>> BEGIN Records for the task

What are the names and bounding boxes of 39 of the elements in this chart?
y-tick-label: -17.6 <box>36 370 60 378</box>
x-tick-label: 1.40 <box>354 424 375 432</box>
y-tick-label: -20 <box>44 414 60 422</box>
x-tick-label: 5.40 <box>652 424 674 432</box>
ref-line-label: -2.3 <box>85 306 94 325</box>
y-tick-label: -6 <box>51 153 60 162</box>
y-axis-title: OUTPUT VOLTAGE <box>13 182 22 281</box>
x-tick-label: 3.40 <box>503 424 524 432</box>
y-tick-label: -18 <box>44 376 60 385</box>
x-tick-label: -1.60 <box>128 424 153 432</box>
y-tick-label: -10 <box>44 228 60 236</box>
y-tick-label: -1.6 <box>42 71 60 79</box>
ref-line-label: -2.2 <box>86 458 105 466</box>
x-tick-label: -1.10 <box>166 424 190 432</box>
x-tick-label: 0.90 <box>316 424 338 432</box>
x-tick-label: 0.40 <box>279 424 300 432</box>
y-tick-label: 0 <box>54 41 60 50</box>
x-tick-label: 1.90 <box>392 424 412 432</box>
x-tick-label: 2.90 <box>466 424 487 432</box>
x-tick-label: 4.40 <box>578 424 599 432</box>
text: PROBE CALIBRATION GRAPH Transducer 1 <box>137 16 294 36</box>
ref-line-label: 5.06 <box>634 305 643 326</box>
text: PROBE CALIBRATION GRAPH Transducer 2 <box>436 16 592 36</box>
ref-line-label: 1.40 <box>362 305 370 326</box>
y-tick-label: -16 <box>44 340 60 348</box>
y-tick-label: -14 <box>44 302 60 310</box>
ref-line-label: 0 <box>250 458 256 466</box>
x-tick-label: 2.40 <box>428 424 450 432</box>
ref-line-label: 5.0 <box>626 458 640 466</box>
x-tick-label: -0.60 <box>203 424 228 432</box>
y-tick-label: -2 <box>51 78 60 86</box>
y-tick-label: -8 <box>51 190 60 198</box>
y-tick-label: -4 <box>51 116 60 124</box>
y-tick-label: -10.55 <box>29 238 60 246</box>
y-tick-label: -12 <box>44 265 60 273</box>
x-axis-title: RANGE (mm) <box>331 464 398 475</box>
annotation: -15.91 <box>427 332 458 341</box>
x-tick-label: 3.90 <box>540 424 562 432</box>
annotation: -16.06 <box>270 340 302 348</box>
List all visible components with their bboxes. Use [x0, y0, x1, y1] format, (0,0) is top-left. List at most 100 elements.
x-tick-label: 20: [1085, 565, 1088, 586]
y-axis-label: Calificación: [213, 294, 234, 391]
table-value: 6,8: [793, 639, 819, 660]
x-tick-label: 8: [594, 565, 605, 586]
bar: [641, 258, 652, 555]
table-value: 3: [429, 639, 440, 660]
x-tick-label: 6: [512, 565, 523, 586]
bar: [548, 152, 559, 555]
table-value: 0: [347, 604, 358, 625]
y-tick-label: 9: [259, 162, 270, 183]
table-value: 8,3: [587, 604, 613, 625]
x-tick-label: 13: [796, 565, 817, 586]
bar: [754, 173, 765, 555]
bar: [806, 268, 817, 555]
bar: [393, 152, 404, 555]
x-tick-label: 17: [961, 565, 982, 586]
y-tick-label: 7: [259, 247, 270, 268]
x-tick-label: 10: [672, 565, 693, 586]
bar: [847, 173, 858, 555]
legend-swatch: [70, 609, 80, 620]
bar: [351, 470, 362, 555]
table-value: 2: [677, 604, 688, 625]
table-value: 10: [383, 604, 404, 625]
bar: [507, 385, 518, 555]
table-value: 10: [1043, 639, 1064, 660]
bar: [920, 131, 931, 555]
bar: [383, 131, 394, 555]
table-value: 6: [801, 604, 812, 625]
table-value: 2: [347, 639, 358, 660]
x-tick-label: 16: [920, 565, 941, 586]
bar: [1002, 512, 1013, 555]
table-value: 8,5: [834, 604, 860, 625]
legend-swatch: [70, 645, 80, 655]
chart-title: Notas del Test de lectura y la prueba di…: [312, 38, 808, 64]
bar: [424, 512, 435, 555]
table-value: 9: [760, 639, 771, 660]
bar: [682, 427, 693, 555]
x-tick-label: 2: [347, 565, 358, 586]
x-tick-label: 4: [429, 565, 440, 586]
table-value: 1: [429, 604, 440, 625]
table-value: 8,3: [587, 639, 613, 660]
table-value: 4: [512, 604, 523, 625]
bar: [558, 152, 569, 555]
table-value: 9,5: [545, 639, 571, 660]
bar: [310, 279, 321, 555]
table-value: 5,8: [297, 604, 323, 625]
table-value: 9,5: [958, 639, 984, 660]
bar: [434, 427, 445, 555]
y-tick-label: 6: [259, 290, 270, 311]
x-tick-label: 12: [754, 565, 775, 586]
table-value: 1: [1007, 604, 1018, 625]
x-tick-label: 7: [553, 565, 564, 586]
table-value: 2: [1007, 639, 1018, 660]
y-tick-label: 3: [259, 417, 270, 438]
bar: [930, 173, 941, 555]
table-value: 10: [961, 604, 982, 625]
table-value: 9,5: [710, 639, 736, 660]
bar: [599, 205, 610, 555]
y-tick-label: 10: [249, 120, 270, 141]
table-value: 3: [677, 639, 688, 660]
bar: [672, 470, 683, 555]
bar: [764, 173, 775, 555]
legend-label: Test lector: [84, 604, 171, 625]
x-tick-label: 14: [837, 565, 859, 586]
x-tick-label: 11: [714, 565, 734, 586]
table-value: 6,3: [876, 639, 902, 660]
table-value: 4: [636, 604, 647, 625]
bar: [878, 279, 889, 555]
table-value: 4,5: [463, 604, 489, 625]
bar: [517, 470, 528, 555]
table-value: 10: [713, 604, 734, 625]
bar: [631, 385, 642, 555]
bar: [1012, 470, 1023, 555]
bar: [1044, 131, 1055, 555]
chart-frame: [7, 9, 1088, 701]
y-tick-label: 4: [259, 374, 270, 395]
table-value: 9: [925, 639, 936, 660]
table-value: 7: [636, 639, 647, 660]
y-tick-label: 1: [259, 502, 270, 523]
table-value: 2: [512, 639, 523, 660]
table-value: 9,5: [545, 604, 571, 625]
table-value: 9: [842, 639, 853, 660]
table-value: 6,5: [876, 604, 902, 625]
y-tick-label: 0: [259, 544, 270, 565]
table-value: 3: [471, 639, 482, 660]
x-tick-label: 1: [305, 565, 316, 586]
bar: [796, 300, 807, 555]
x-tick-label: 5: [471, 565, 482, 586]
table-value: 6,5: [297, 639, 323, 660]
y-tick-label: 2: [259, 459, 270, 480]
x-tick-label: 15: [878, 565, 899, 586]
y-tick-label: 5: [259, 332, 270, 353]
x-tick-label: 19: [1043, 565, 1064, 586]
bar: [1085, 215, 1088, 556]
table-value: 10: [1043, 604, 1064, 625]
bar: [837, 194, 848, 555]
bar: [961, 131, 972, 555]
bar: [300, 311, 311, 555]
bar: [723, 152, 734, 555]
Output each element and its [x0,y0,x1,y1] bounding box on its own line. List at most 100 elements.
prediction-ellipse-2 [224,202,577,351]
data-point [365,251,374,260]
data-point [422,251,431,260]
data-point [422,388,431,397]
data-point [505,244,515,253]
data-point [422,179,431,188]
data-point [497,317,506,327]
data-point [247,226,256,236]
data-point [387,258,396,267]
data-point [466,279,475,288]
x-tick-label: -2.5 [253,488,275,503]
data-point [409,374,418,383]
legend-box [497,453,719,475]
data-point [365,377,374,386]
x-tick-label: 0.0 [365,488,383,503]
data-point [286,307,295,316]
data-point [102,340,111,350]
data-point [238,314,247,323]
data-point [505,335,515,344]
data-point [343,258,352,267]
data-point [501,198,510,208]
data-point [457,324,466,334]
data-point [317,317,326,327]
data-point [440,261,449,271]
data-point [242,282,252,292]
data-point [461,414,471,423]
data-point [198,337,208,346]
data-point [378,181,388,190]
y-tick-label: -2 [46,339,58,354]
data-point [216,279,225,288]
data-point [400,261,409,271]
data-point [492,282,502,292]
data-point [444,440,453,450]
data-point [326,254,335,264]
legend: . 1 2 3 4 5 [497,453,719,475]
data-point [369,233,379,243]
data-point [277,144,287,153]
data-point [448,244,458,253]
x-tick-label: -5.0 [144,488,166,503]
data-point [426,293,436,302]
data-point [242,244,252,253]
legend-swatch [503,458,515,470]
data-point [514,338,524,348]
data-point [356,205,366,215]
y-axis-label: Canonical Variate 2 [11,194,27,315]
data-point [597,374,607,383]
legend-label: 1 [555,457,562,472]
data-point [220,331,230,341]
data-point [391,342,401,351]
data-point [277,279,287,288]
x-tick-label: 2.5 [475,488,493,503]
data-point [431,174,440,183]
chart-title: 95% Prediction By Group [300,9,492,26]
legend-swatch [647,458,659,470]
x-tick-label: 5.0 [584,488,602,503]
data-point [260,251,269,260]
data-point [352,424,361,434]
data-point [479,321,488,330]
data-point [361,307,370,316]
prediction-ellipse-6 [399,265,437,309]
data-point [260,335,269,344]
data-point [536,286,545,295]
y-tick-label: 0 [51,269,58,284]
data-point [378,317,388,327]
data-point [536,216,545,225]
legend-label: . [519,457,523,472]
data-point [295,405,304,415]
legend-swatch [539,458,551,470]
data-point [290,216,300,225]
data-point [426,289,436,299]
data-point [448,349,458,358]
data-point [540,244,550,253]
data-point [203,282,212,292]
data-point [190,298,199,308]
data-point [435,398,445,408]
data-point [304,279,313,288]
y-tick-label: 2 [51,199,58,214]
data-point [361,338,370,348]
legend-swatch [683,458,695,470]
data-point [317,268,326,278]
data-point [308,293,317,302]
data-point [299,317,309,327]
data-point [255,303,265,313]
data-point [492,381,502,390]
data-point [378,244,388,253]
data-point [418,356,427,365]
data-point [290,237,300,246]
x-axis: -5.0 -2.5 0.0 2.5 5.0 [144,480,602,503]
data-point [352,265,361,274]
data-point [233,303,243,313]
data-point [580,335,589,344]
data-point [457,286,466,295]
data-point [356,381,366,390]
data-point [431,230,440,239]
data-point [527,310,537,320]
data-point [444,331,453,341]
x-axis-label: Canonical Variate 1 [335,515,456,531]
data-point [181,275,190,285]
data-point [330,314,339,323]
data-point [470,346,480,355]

>> END Records for the task

- _Work to complete_: Rewrite the items from the first line down through the line containing "y-tick-label: -4 <box>51 116 60 124</box>", changing every "ref-line-label" to "reference-line-label" and leaving everything else unchanged.

- _Output of the exercise_:
What are the names and bounding boxes of 39 of the elements in this chart?
y-tick-label: -17.6 <box>36 370 60 378</box>
x-tick-label: 1.40 <box>354 424 375 432</box>
y-tick-label: -20 <box>44 414 60 422</box>
x-tick-label: 5.40 <box>652 424 674 432</box>
reference-line-label: -2.3 <box>85 306 94 325</box>
y-tick-label: -6 <box>51 153 60 162</box>
y-axis-title: OUTPUT VOLTAGE <box>13 182 22 281</box>
x-tick-label: 3.40 <box>503 424 524 432</box>
y-tick-label: -18 <box>44 376 60 385</box>
x-tick-label: -1.60 <box>128 424 153 432</box>
y-tick-label: -10 <box>44 228 60 236</box>
y-tick-label: -1.6 <box>42 71 60 79</box>
reference-line-label: -2.2 <box>86 458 105 466</box>
x-tick-label: -1.10 <box>166 424 190 432</box>
x-tick-label: 0.90 <box>316 424 338 432</box>
x-tick-label: 0.40 <box>279 424 300 432</box>
y-tick-label: 0 <box>54 41 60 50</box>
x-tick-label: 1.90 <box>392 424 412 432</box>
x-tick-label: 2.90 <box>466 424 487 432</box>
x-tick-label: 4.40 <box>578 424 599 432</box>
text: PROBE CALIBRATION GRAPH Transducer 1 <box>137 16 294 36</box>
reference-line-label: 5.06 <box>634 305 643 326</box>
text: PROBE CALIBRATION GRAPH Transducer 2 <box>436 16 592 36</box>
reference-line-label: 1.40 <box>362 305 370 326</box>
y-tick-label: -16 <box>44 340 60 348</box>
y-tick-label: -14 <box>44 302 60 310</box>
reference-line-label: 0 <box>250 458 256 466</box>
x-tick-label: 2.40 <box>428 424 450 432</box>
reference-line-label: 5.0 <box>626 458 640 466</box>
x-tick-label: -0.60 <box>203 424 228 432</box>
y-tick-label: -2 <box>51 78 60 86</box>
y-tick-label: -8 <box>51 190 60 198</box>
y-tick-label: -4 <box>51 116 60 124</box>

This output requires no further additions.